**Set exercise**
The entries below should be transcribed in their entirety, exactly as written.

═════ Dataset content

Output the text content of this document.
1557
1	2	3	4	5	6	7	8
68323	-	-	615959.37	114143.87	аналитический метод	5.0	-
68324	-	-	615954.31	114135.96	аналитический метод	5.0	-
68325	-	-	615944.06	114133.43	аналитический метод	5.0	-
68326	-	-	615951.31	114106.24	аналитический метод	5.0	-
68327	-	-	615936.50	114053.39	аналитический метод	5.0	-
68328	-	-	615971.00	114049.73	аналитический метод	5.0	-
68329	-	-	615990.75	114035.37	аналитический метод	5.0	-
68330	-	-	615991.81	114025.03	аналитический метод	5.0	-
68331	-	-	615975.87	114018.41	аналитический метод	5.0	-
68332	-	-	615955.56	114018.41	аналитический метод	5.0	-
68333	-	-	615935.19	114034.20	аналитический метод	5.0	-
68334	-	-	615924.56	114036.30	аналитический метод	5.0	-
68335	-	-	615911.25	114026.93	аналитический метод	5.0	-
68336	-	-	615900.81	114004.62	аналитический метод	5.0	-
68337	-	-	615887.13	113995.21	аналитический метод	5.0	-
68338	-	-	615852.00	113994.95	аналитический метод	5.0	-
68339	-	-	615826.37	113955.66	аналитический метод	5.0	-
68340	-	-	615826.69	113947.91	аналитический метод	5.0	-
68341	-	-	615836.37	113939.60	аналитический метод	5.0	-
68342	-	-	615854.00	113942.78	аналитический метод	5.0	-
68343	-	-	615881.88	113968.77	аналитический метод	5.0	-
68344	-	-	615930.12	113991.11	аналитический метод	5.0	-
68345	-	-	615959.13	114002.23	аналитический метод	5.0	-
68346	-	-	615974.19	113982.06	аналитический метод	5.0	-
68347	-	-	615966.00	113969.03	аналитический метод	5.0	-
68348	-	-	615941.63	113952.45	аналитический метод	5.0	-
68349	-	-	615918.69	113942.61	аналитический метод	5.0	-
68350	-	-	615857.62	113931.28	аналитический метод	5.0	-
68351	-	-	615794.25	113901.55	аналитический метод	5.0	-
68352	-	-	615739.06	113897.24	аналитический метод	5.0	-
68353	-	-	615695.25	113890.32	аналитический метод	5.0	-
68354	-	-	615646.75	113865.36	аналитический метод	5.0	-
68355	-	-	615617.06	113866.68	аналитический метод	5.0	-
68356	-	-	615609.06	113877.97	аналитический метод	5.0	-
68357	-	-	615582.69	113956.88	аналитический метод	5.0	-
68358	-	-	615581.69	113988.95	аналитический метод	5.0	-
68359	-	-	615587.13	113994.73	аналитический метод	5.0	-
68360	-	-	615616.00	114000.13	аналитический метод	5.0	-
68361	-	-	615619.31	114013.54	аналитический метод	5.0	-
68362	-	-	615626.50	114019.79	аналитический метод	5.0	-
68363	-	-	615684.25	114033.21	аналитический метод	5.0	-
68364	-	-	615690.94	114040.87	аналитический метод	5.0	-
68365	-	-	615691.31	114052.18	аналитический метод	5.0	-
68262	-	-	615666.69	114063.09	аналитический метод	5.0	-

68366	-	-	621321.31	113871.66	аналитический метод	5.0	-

══════════

**Result below**
Output the text content of this document.
1557
1	2	3	4	5	6	7	8
68323	-	-	615959.37	114143.87	аналитический метод	5.0	-
68324	-	-	615954.31	114135.96	аналитический метод	5.0	-
68325	-	-	615944.06	114133.43	аналитический метод	5.0	-
68326	-	-	615951.31	114106.24	аналитический метод	5.0	-
68327	-	-	615936.50	114053.39	аналитический метод	5.0	-
68328	-	-	615971.00	114049.73	аналитический метод	5.0	-
68329	-	-	615990.75	114035.37	аналитический метод	5.0	-
68330	-	-	615991.81	114025.03	аналитический метод	5.0	-
68331	-	-	615975.87	114018.41	аналитический метод	5.0	-
68332	-	-	615955.56	114018.41	аналитический метод	5.0	-
68333	-	-	615935.19	114034.20	аналитический метод	5.0	-
68334	-	-	615924.56	114036.30	аналитический метод	5.0	-
68335	-	-	615911.25	114026.93	аналитический метод	5.0	-
68336	-	-	615900.81	114004.62	аналитический метод	5.0	-
68337	-	-	615887.13	113995.21	аналитический метод	5.0	-
68338	-	-	615852.00	113994.95	аналитический метод	5.0	-
68339	-	-	615826.37	113955.66	аналитический метод	5.0	-
68340	-	-	615826.69	113947.91	аналитический метод	5.0	-
68341	-	-	615836.37	113939.60	аналитический метод	5.0	-
68342	-	-	615854.00	113942.78	аналитический метод	5.0	-
68343	-	-	615881.88	113968.77	аналитический метод	5.0	-
68344	-	-	615930.12	113991.11	аналитический метод	5.0	-
68345	-	-	615959.13	114002.23	аналитический метод	5.0	-
68346	-	-	615974.19	113982.06	аналитический метод	5.0	-
68347	-	-	615966.00	113969.03	аналитический метод	5.0	-
68348	-	-	615941.63	113952.45	аналитический метод	5.0	-
68349	-	-	615918.69	113942.61	аналитический метод	5.0	-
68350	-	-	615857.62	113931.28	аналитический метод	5.0	-
68351	-	-	615794.25	113901.55	аналитический метод	5.0	-
68352	-	-	615739.06	113897.24	аналитический метод	5.0	-
68353	-	-	615695.25	113890.32	аналитический метод	5.0	-
68354	-	-	615646.75	113865.36	аналитический метод	5.0	-
68355	-	-	615617.06	113866.68	аналитический метод	5.0	-
68356	-	-	615609.06	113877.97	аналитический метод	5.0	-
68357	-	-	615582.69	113956.88	аналитический метод	5.0	-
68358	-	-	615581.69	113988.95	аналитический метод	5.0	-
68359	-	-	615587.13	113994.73	аналитический метод	5.0	-
68360	-	-	615616.00	114000.13	аналитический метод	5.0	-
68361	-	-	615619.31	114013.54	аналитический метод	5.0	-
68362	-	-	615626.50	114019.79	аналитический метод	5.0	-
68363	-	-	615684.25	114033.21	аналитический метод	5.0	-
68364	-	-	615690.94	114040.87	аналитический метод	5.0	-
68365	-	-	615691.31	114052.18	аналитический метод	5.0	-
68262	-	-	615666.69	114063.09	аналитический метод	5.0	-

68366	-	-	621321.31	113871.66	аналитический метод	5.0	-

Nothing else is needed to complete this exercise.